* Short problem
Omit all pictures, then retype the data exactly as given.

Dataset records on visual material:

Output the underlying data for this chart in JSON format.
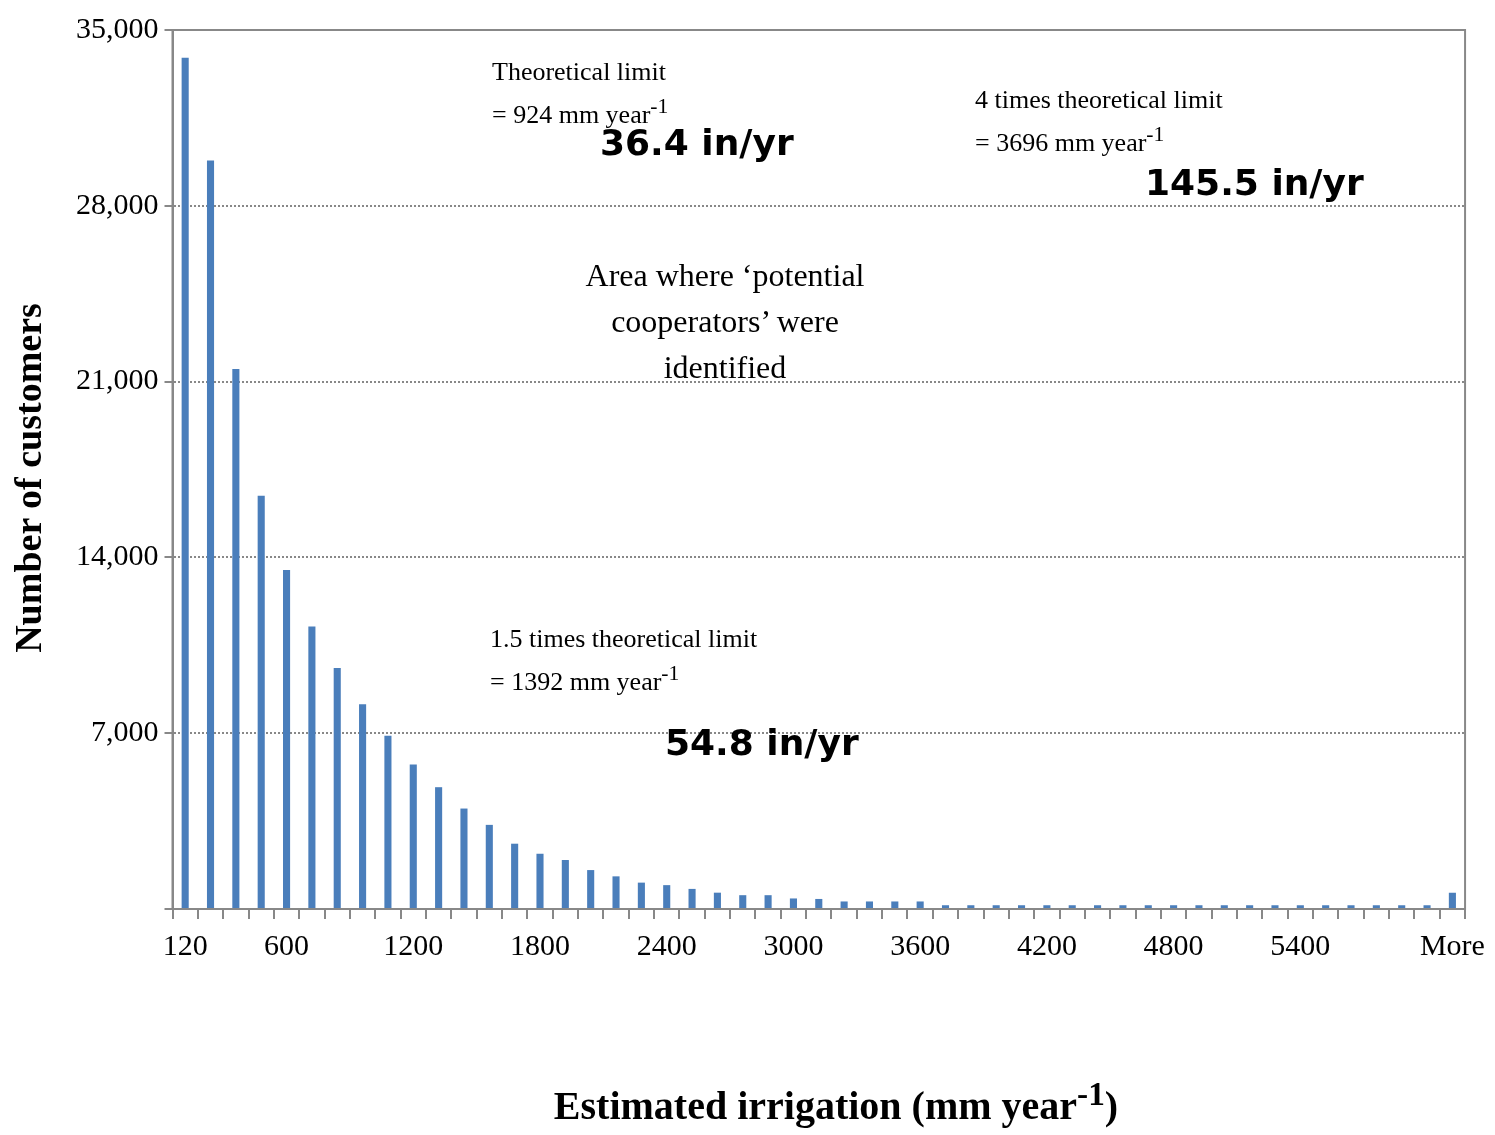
{
  "chart_data": {
    "type": "bar",
    "xlabel": "Estimated irrigation (mm year$^{-1}$)",
    "ylabel": "Number of customers",
    "categories": [
      "120",
      null,
      null,
      null,
      "600",
      null,
      null,
      null,
      null,
      "1200",
      null,
      null,
      null,
      null,
      "1800",
      null,
      null,
      null,
      null,
      "2400",
      null,
      null,
      null,
      null,
      "3000",
      null,
      null,
      null,
      null,
      "3600",
      null,
      null,
      null,
      null,
      "4200",
      null,
      null,
      null,
      null,
      "4800",
      null,
      null,
      null,
      null,
      "5400",
      null,
      null,
      null,
      null,
      null,
      "More"
    ],
    "values": [
      33900,
      29800,
      21500,
      16450,
      13500,
      11250,
      9600,
      8150,
      6900,
      5750,
      4850,
      4000,
      3350,
      2600,
      2200,
      1950,
      1550,
      1300,
      1050,
      950,
      800,
      650,
      550,
      550,
      420,
      400,
      300,
      300,
      300,
      300,
      150,
      150,
      150,
      150,
      150,
      150,
      150,
      150,
      150,
      150,
      150,
      150,
      150,
      150,
      150,
      150,
      150,
      150,
      150,
      150,
      650
    ],
    "color": "#4a7ebb",
    "ylim": [
      0,
      35000
    ],
    "yticks": [
      {
        "value": 0,
        "label": null
      },
      {
        "value": 7000,
        "label": "7,000"
      },
      {
        "value": 14000,
        "label": "14,000"
      },
      {
        "value": 21000,
        "label": "21,000"
      },
      {
        "value": 28000,
        "label": "28,000"
      },
      {
        "value": 35000,
        "label": "35,000"
      }
    ],
    "grid": "y",
    "legend": false,
    "annotations": [
      "Theoretical limit\n= 924 mm year$^{-1}$",
      "36.4 in/yr",
      "4 times theoretical limit\n= 3696 mm year$^{-1}$",
      "145.5 in/yr",
      "Area where ‘potential\ncooperators’ were\nidentified",
      "1.5 times theoretical limit\n= 1392 mm year$^{-1}$",
      "54.8 in/yr"
    ]
  }
}
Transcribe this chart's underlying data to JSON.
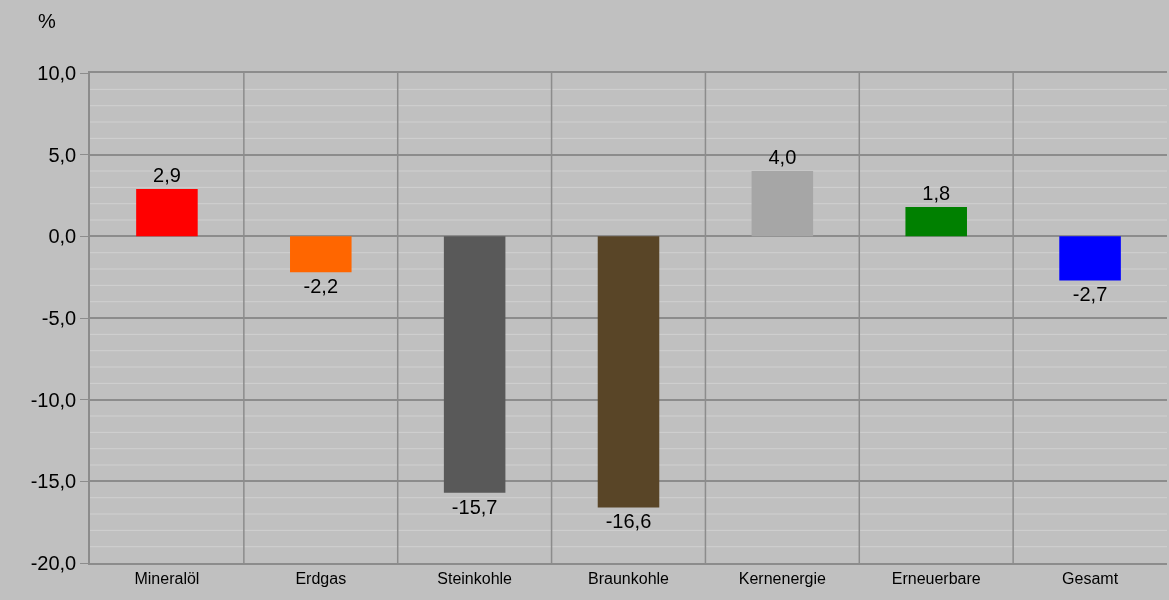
{
  "chart_data": {
    "type": "bar",
    "ylabel": "%",
    "categories": [
      "Mineralöl",
      "Erdgas",
      "Steinkohle",
      "Braunkohle",
      "Kernenergie",
      "Erneuerbare",
      "Gesamt"
    ],
    "values": [
      2.9,
      -2.2,
      -15.7,
      -16.6,
      4.0,
      1.8,
      -2.7
    ],
    "colors": [
      "#ff0000",
      "#ff6600",
      "#595959",
      "#594527",
      "#a6a6a6",
      "#008000",
      "#0000ff"
    ],
    "value_labels": [
      "2,9",
      "-2,2",
      "-15,7",
      "-16,6",
      "4,0",
      "1,8",
      "-2,7"
    ],
    "ylim": [
      -20,
      10
    ],
    "yticks": [
      {
        "value": -20,
        "label": "-20,0"
      },
      {
        "value": -15,
        "label": "-15,0"
      },
      {
        "value": -10,
        "label": "-10,0"
      },
      {
        "value": -5,
        "label": "-5,0"
      },
      {
        "value": 0,
        "label": "0,0"
      },
      {
        "value": 5,
        "label": "5,0"
      },
      {
        "value": 10,
        "label": "10,0"
      }
    ],
    "grid": true,
    "legend": false
  }
}
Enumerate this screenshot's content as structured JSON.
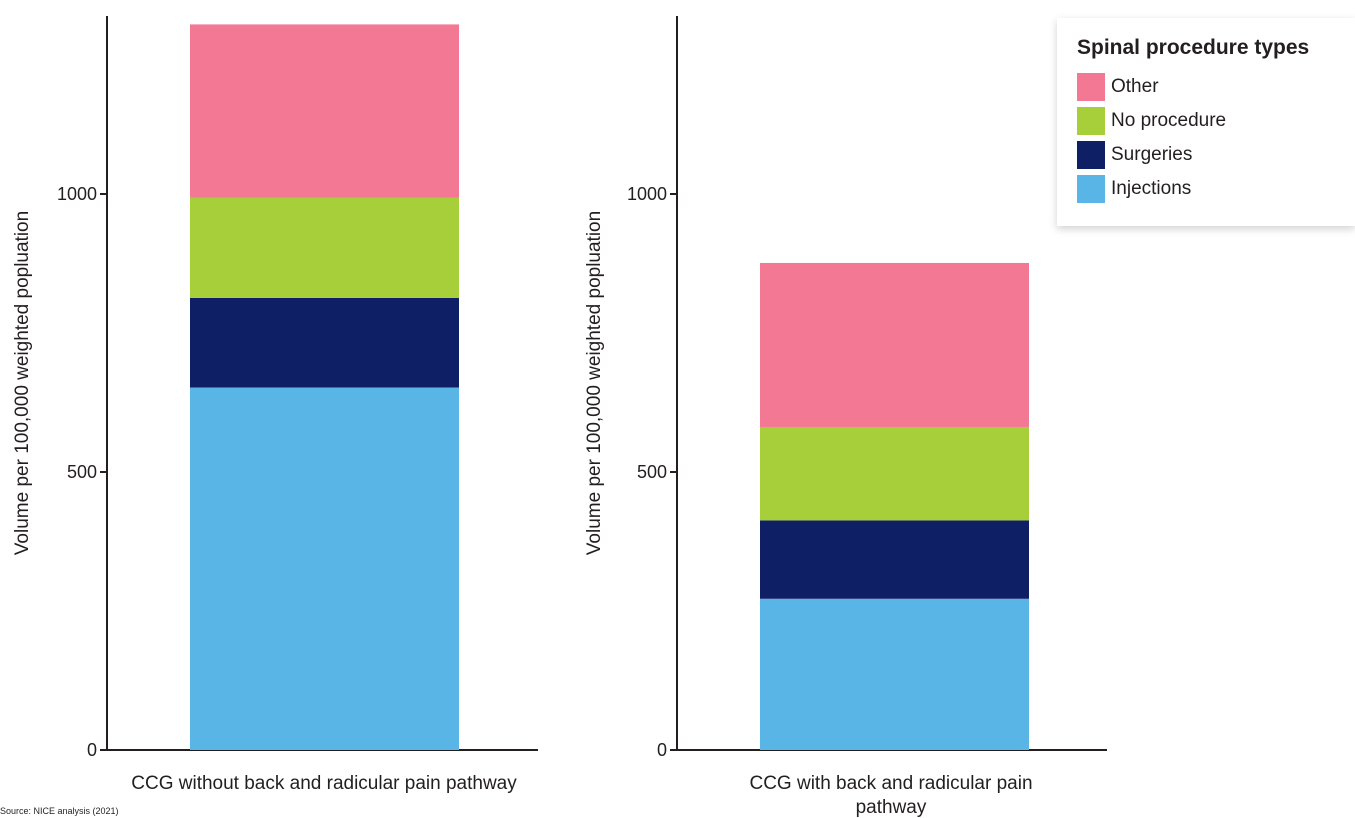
{
  "chart_data": {
    "type": "bar",
    "stacked": true,
    "ylabel": "Volume per 100,000 weighted popluation",
    "ylim": [
      0,
      1300
    ],
    "yticks": [
      0,
      500,
      1000
    ],
    "legend": {
      "title": "Spinal procedure types",
      "position": "top-right",
      "items": [
        "Other",
        "No procedure",
        "Surgeries",
        "Injections"
      ]
    },
    "colors": {
      "Injections": "#59b5e6",
      "Surgeries": "#0e1f66",
      "No procedure": "#a7cf3a",
      "Other": "#f27893"
    },
    "panels": [
      {
        "category": "CCG without back and radicular pain pathway",
        "series": [
          {
            "name": "Injections",
            "value": 652
          },
          {
            "name": "Surgeries",
            "value": 161
          },
          {
            "name": "No procedure",
            "value": 180
          },
          {
            "name": "Other",
            "value": 312
          }
        ]
      },
      {
        "category": "CCG with back and radicular pain pathway",
        "series": [
          {
            "name": "Injections",
            "value": 272
          },
          {
            "name": "Surgeries",
            "value": 141
          },
          {
            "name": "No procedure",
            "value": 168
          },
          {
            "name": "Other",
            "value": 295
          }
        ]
      }
    ]
  },
  "footnote": "Source: NICE analysis (2021)"
}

* Written solution
Output the underlying data for this chart in JSON format.
{
  "chart_data": {
    "type": "bar",
    "xlabel": "Estimated irrigation (mm year$^{-1}$)",
    "ylabel": "Number of customers",
    "categories": [
      "120",
      null,
      null,
      null,
      "600",
      null,
      null,
      null,
      null,
      "1200",
      null,
      null,
      null,
      null,
      "1800",
      null,
      null,
      null,
      null,
      "2400",
      null,
      null,
      null,
      null,
      "3000",
      null,
      null,
      null,
      null,
      "3600",
      null,
      null,
      null,
      null,
      "4200",
      null,
      null,
      null,
      null,
      "4800",
      null,
      null,
      null,
      null,
      "5400",
      null,
      null,
      null,
      null,
      null,
      "More"
    ],
    "values": [
      33900,
      29800,
      21500,
      16450,
      13500,
      11250,
      9600,
      8150,
      6900,
      5750,
      4850,
      4000,
      3350,
      2600,
      2200,
      1950,
      1550,
      1300,
      1050,
      950,
      800,
      650,
      550,
      550,
      420,
      400,
      300,
      300,
      300,
      300,
      150,
      150,
      150,
      150,
      150,
      150,
      150,
      150,
      150,
      150,
      150,
      150,
      150,
      150,
      150,
      150,
      150,
      150,
      150,
      150,
      650
    ],
    "color": "#4a7ebb",
    "ylim": [
      0,
      35000
    ],
    "yticks": [
      {
        "value": 0,
        "label": null
      },
      {
        "value": 7000,
        "label": "7,000"
      },
      {
        "value": 14000,
        "label": "14,000"
      },
      {
        "value": 21000,
        "label": "21,000"
      },
      {
        "value": 28000,
        "label": "28,000"
      },
      {
        "value": 35000,
        "label": "35,000"
      }
    ],
    "grid": "y",
    "legend": false,
    "annotations": [
      "Theoretical limit\n= 924 mm year$^{-1}$",
      "36.4 in/yr",
      "4 times theoretical limit\n= 3696 mm year$^{-1}$",
      "145.5 in/yr",
      "Area where ‘potential\ncooperators’ were\nidentified",
      "1.5 times theoretical limit\n= 1392 mm year$^{-1}$",
      "54.8 in/yr"
    ]
  }
}
Transcribe this chart's underlying data to JSON.
{
  "chart_data": {
    "type": "bar",
    "ylabel": "%",
    "categories": [
      "Mineralöl",
      "Erdgas",
      "Steinkohle",
      "Braunkohle",
      "Kernenergie",
      "Erneuerbare",
      "Gesamt"
    ],
    "values": [
      2.9,
      -2.2,
      -15.7,
      -16.6,
      4.0,
      1.8,
      -2.7
    ],
    "colors": [
      "#ff0000",
      "#ff6600",
      "#595959",
      "#594527",
      "#a6a6a6",
      "#008000",
      "#0000ff"
    ],
    "value_labels": [
      "2,9",
      "-2,2",
      "-15,7",
      "-16,6",
      "4,0",
      "1,8",
      "-2,7"
    ],
    "ylim": [
      -20,
      10
    ],
    "yticks": [
      {
        "value": -20,
        "label": "-20,0"
      },
      {
        "value": -15,
        "label": "-15,0"
      },
      {
        "value": -10,
        "label": "-10,0"
      },
      {
        "value": -5,
        "label": "-5,0"
      },
      {
        "value": 0,
        "label": "0,0"
      },
      {
        "value": 5,
        "label": "5,0"
      },
      {
        "value": 10,
        "label": "10,0"
      }
    ],
    "grid": true,
    "legend": false
  }
}
Enumerate this screenshot's content as structured JSON.
{
  "chart_data": {
    "type": "bar",
    "stacked": true,
    "ylabel": "Volume per 100,000 weighted popluation",
    "ylim": [
      0,
      1300
    ],
    "yticks": [
      0,
      500,
      1000
    ],
    "legend": {
      "title": "Spinal procedure types",
      "position": "top-right",
      "items": [
        "Other",
        "No procedure",
        "Surgeries",
        "Injections"
      ]
    },
    "colors": {
      "Injections": "#59b5e6",
      "Surgeries": "#0e1f66",
      "No procedure": "#a7cf3a",
      "Other": "#f27893"
    },
    "panels": [
      {
        "category": "CCG without back and radicular pain pathway",
        "series": [
          {
            "name": "Injections",
            "value": 652
          },
          {
            "name": "Surgeries",
            "value": 161
          },
          {
            "name": "No procedure",
            "value": 180
          },
          {
            "name": "Other",
            "value": 312
          }
        ]
      },
      {
        "category": "CCG with back and radicular pain pathway",
        "series": [
          {
            "name": "Injections",
            "value": 272
          },
          {
            "name": "Surgeries",
            "value": 141
          },
          {
            "name": "No procedure",
            "value": 168
          },
          {
            "name": "Other",
            "value": 295
          }
        ]
      }
    ]
  },
  "footnote": "Source: NICE analysis (2021)"
}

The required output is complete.